▶ [Short task]: Show every line where "Find" occurs.

____

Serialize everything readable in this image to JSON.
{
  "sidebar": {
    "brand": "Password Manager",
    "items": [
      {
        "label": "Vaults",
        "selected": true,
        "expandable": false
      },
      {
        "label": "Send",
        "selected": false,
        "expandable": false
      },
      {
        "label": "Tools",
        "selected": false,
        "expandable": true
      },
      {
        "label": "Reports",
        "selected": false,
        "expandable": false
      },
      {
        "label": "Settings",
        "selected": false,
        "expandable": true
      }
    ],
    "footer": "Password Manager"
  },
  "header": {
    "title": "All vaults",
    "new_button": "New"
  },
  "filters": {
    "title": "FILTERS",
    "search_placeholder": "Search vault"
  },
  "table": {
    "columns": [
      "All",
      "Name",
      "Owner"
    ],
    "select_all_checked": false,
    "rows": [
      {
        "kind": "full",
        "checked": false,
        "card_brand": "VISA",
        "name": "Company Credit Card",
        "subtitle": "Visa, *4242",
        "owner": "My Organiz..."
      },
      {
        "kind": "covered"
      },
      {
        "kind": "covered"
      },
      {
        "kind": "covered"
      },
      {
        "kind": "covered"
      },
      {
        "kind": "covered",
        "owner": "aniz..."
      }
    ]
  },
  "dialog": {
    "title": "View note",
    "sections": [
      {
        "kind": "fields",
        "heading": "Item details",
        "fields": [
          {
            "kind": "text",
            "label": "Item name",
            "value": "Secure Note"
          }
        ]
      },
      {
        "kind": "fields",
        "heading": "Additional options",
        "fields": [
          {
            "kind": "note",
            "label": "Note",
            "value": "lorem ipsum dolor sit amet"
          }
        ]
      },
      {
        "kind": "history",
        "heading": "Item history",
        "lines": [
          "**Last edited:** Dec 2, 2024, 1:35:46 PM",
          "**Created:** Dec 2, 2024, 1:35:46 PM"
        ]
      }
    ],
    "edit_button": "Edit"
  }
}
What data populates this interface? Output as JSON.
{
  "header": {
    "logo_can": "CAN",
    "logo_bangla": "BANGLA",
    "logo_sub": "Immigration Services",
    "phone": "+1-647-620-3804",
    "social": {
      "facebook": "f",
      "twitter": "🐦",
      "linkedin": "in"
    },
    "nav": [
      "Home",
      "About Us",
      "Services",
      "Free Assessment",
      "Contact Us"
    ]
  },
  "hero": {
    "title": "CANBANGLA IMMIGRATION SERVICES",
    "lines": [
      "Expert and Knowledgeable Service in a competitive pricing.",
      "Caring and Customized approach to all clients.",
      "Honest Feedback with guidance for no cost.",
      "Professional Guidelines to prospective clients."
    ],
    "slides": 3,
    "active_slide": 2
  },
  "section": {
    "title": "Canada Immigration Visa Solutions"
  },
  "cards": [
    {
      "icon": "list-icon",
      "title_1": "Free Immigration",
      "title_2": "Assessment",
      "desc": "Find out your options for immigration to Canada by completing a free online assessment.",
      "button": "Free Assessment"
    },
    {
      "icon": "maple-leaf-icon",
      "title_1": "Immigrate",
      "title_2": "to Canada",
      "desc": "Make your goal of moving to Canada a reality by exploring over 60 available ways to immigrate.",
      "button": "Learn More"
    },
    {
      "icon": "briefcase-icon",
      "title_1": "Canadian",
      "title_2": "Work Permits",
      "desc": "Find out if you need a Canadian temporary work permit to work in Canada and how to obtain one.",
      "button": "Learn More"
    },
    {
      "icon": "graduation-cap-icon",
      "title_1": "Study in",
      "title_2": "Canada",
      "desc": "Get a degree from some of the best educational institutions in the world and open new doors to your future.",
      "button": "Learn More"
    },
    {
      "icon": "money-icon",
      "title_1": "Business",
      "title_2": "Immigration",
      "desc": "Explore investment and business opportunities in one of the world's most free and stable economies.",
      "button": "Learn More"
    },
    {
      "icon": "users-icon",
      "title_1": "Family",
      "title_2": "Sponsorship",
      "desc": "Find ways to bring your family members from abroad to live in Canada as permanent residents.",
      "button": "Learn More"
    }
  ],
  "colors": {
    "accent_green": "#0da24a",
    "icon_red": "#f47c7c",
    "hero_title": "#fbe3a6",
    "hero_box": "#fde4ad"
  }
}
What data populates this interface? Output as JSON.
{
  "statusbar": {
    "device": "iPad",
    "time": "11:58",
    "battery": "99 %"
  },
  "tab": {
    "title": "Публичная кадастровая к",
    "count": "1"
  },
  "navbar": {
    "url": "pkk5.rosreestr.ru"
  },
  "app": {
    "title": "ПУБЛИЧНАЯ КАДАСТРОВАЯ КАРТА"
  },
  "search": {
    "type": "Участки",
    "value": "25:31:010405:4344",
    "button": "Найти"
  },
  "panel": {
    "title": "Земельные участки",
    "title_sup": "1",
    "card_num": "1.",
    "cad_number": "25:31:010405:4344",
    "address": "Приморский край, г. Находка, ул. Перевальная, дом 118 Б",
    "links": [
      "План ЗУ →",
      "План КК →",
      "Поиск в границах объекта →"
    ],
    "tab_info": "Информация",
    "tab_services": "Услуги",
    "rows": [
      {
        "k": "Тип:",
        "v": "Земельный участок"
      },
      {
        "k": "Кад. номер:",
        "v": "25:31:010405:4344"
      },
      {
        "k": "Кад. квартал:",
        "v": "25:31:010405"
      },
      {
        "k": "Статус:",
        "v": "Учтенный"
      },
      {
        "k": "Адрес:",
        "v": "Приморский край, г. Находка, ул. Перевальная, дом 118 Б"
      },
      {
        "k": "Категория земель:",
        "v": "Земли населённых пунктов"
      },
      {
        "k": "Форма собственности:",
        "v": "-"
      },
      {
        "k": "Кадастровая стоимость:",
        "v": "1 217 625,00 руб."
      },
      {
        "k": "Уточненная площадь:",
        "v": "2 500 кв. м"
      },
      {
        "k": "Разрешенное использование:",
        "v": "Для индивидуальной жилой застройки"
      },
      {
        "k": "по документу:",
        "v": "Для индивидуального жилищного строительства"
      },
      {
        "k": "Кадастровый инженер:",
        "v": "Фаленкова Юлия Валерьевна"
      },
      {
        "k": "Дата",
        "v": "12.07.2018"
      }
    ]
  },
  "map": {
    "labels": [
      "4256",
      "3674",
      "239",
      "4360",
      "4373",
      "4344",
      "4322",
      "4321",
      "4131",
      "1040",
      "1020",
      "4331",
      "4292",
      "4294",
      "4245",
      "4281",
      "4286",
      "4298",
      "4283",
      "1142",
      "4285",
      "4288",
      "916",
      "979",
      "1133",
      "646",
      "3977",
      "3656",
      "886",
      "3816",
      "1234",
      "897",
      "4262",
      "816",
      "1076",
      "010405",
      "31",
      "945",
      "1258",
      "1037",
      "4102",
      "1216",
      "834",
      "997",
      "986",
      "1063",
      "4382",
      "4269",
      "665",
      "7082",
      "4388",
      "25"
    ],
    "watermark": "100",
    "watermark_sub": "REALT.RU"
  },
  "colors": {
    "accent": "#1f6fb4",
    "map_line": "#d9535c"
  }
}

____

▶ [Problem solution]:
      "desc": "Find out your options for immigration to Canada by completing a free online assessment.",
      "desc": "Find out if you need a Canadian temporary work permit to work in Canada and how to obtain one.",
      "desc": "Find ways to bring your family members from abroad to live in Canada as permanent residents.",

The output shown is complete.